Could you print every record below exactly as it appears?

**** EXERCISE INPUTS ****

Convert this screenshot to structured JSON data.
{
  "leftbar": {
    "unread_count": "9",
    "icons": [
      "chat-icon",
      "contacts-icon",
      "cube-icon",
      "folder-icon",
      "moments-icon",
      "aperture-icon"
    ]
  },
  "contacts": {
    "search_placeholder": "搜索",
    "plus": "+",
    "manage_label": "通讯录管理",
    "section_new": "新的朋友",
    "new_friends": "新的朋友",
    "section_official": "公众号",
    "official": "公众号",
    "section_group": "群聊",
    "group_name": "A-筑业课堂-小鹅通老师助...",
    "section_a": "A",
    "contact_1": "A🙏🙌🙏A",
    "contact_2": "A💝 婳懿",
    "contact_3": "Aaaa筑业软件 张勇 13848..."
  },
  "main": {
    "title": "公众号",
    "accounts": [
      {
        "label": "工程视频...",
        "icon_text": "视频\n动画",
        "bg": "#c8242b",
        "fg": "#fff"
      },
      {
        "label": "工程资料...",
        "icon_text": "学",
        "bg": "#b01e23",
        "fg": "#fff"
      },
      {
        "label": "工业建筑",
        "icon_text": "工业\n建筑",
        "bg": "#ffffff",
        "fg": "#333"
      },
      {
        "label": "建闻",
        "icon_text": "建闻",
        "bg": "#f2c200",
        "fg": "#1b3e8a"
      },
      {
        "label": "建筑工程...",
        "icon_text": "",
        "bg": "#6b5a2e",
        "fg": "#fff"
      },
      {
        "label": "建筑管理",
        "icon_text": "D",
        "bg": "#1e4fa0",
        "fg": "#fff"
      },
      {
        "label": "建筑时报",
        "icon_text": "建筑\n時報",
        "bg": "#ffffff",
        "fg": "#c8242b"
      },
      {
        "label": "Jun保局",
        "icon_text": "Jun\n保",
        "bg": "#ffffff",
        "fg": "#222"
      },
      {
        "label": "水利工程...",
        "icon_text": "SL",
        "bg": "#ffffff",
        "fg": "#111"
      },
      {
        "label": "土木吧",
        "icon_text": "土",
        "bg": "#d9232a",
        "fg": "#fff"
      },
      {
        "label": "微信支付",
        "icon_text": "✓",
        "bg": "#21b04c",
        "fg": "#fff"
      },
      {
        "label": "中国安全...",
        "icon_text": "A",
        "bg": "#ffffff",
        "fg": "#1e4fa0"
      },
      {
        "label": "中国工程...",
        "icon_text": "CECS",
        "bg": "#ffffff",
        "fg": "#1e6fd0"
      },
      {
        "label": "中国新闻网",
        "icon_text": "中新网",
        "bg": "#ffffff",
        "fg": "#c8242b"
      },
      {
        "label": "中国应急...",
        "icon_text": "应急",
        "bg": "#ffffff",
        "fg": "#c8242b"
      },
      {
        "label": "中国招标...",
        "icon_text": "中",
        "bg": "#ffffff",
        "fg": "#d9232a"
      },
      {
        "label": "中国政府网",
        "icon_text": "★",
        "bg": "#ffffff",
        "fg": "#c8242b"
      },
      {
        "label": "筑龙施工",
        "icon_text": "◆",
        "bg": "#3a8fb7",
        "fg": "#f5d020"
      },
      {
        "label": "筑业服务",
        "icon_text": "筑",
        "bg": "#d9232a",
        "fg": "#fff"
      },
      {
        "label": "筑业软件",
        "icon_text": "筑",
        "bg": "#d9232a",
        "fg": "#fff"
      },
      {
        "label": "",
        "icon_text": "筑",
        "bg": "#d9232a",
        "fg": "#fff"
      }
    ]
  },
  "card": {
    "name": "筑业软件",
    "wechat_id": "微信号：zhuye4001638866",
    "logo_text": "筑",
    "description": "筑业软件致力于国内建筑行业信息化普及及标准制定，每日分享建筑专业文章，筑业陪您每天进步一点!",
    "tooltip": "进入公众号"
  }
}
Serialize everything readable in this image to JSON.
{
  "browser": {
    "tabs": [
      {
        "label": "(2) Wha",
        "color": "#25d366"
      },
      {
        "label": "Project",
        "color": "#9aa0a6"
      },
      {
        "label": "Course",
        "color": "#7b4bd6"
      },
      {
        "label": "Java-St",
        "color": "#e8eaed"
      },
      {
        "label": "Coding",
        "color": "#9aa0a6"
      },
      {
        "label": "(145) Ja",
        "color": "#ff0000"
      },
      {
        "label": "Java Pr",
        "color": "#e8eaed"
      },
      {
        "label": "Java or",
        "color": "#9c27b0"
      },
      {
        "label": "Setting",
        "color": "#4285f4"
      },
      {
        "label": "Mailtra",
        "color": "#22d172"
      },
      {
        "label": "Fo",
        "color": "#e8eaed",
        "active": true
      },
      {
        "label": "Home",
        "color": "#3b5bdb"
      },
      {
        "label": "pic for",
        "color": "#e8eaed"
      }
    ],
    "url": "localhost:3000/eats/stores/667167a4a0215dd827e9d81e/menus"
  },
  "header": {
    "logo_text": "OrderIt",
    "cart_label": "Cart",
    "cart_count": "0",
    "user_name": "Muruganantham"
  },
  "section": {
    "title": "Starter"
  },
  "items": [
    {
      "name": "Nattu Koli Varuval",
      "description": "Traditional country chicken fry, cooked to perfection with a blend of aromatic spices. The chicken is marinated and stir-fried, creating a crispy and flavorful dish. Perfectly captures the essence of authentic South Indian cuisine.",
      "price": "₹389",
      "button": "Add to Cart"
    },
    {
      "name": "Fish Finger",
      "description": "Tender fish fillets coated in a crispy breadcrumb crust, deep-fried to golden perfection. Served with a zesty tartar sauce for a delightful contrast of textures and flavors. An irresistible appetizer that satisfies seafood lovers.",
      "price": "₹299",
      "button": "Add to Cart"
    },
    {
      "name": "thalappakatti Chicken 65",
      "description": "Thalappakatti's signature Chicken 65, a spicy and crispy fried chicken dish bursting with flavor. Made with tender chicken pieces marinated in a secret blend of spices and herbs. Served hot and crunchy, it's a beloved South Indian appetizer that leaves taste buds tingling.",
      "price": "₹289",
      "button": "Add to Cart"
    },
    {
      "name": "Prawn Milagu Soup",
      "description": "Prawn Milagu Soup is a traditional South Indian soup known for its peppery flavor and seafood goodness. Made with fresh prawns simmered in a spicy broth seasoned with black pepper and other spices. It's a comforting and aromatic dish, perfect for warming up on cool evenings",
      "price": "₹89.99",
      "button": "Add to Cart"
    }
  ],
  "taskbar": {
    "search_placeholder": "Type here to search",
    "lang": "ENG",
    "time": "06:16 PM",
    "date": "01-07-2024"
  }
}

****

» **THE SOLUTION**
Convert this screenshot to structured JSON data.
{
  "leftbar": {
    "unread_count": "9",
    "icons": [
      "chat-icon",
      "contacts-icon",
      "cube-icon",
      "folder-icon",
      "moments-icon",
      "aperture-icon"
    ]
  },
  "contacts": {
    "search_placeholder": "搜索",
    "plus": "+",
    "manage_label": "通讯录管理",
    "section_new": "新的朋友",
    "new_friends": "新的朋友",
    "section_official": "公众号",
    "official": "公众号",
    "section_group": "群聊",
    "group_name": "A-筑业课堂-小鹅通老师助...",
    "section_a": "A",
    "contact_1": "A🙏🙌🙏A",
    "contact_2": "A💝 婳懿",
    "contact_3": "Aaaa筑业软件 张勇 13848..."
  },
  "main": {
    "title": "公众号",
    "accounts": [
      {
        "label": "工程视频...",
        "icon_text": "视频\n动画",
        "bg": "#c8242b",
        "fg": "#fff"
      },
      {
        "label": "工程资料...",
        "icon_text": "学",
        "bg": "#b01e23",
        "fg": "#fff"
      },
      {
        "label": "工业建筑",
        "icon_text": "工业\n建筑",
        "bg": "#ffffff",
        "fg": "#333"
      },
      {
        "label": "建闻",
        "icon_text": "建闻",
        "bg": "#f2c200",
        "fg": "#1b3e8a"
      },
      {
        "label": "建筑工程...",
        "icon_text": "",
        "bg": "#6b5a2e",
        "fg": "#fff"
      },
      {
        "label": "建筑管理",
        "icon_text": "D",
        "bg": "#1e4fa0",
        "fg": "#fff"
      },
      {
        "label": "建筑时报",
        "icon_text": "建筑\n時報",
        "bg": "#ffffff",
        "fg": "#c8242b"
      },
      {
        "label": "Jun保局",
        "icon_text": "Jun\n保",
        "bg": "#ffffff",
        "fg": "#222"
      },
      {
        "label": "水利工程...",
        "icon_text": "SL",
        "bg": "#ffffff",
        "fg": "#111"
      },
      {
        "label": "土木吧",
        "icon_text": "土",
        "bg": "#d9232a",
        "fg": "#fff"
      },
      {
        "label": "微信支付",
        "icon_text": "✓",
        "bg": "#21b04c",
        "fg": "#fff"
      },
      {
        "label": "中国安全...",
        "icon_text": "A",
        "bg": "#ffffff",
        "fg": "#1e4fa0"
      },
      {
        "label": "中国工程...",
        "icon_text": "CECS",
        "bg": "#ffffff",
        "fg": "#1e6fd0"
      },
      {
        "label": "中国新闻网",
        "icon_text": "中新网",
        "bg": "#ffffff",
        "fg": "#c8242b"
      },
      {
        "label": "中国应急...",
        "icon_text": "应急",
        "bg": "#ffffff",
        "fg": "#c8242b"
      },
      {
        "label": "中国招标...",
        "icon_text": "中",
        "bg": "#ffffff",
        "fg": "#d9232a"
      },
      {
        "label": "中国政府网",
        "icon_text": "★",
        "bg": "#ffffff",
        "fg": "#c8242b"
      },
      {
        "label": "筑龙施工",
        "icon_text": "◆",
        "bg": "#3a8fb7",
        "fg": "#f5d020"
      },
      {
        "label": "筑业服务",
        "icon_text": "筑",
        "bg": "#d9232a",
        "fg": "#fff"
      },
      {
        "label": "筑业软件",
        "icon_text": "筑",
        "bg": "#d9232a",
        "fg": "#fff"
      },
      {
        "label": "",
        "icon_text": "筑",
        "bg": "#d9232a",
        "fg": "#fff"
      }
    ]
  },
  "card": {
    "name": "筑业软件",
    "wechat_id": "微信号：zhuye4001638866",
    "logo_text": "筑",
    "description": "筑业软件致力于国内建筑行业信息化普及及标准制定，每日分享建筑专业文章，筑业陪您每天进步一点!",
    "tooltip": "进入公众号"
  }
}
Serialize everything readable in this image to JSON.
{
  "browser": {
    "tabs": [
      {
        "label": "(2) Wha",
        "color": "#25d366"
      },
      {
        "label": "Project",
        "color": "#9aa0a6"
      },
      {
        "label": "Course",
        "color": "#7b4bd6"
      },
      {
        "label": "Java-St",
        "color": "#e8eaed"
      },
      {
        "label": "Coding",
        "color": "#9aa0a6"
      },
      {
        "label": "(145) Ja",
        "color": "#ff0000"
      },
      {
        "label": "Java Pr",
        "color": "#e8eaed"
      },
      {
        "label": "Java or",
        "color": "#9c27b0"
      },
      {
        "label": "Setting",
        "color": "#4285f4"
      },
      {
        "label": "Mailtra",
        "color": "#22d172"
      },
      {
        "label": "Fo",
        "color": "#e8eaed",
        "active": true
      },
      {
        "label": "Home",
        "color": "#3b5bdb"
      },
      {
        "label": "pic for",
        "color": "#e8eaed"
      }
    ],
    "url": "localhost:3000/eats/stores/667167a4a0215dd827e9d81e/menus"
  },
  "header": {
    "logo_text": "OrderIt",
    "cart_label": "Cart",
    "cart_count": "0",
    "user_name": "Muruganantham"
  },
  "section": {
    "title": "Starter"
  },
  "items": [
    {
      "name": "Nattu Koli Varuval",
      "description": "Traditional country chicken fry, cooked to perfection with a blend of aromatic spices. The chicken is marinated and stir-fried, creating a crispy and flavorful dish. Perfectly captures the essence of authentic South Indian cuisine.",
      "price": "₹389",
      "button": "Add to Cart"
    },
    {
      "name": "Fish Finger",
      "description": "Tender fish fillets coated in a crispy breadcrumb crust, deep-fried to golden perfection. Served with a zesty tartar sauce for a delightful contrast of textures and flavors. An irresistible appetizer that satisfies seafood lovers.",
      "price": "₹299",
      "button": "Add to Cart"
    },
    {
      "name": "thalappakatti Chicken 65",
      "description": "Thalappakatti's signature Chicken 65, a spicy and crispy fried chicken dish bursting with flavor. Made with tender chicken pieces marinated in a secret blend of spices and herbs. Served hot and crunchy, it's a beloved South Indian appetizer that leaves taste buds tingling.",
      "price": "₹289",
      "button": "Add to Cart"
    },
    {
      "name": "Prawn Milagu Soup",
      "description": "Prawn Milagu Soup is a traditional South Indian soup known for its peppery flavor and seafood goodness. Made with fresh prawns simmered in a spicy broth seasoned with black pepper and other spices. It's a comforting and aromatic dish, perfect for warming up on cool evenings",
      "price": "₹89.99",
      "button": "Add to Cart"
    }
  ],
  "taskbar": {
    "search_placeholder": "Type here to search",
    "lang": "ENG",
    "time": "06:16 PM",
    "date": "01-07-2024"
  }
}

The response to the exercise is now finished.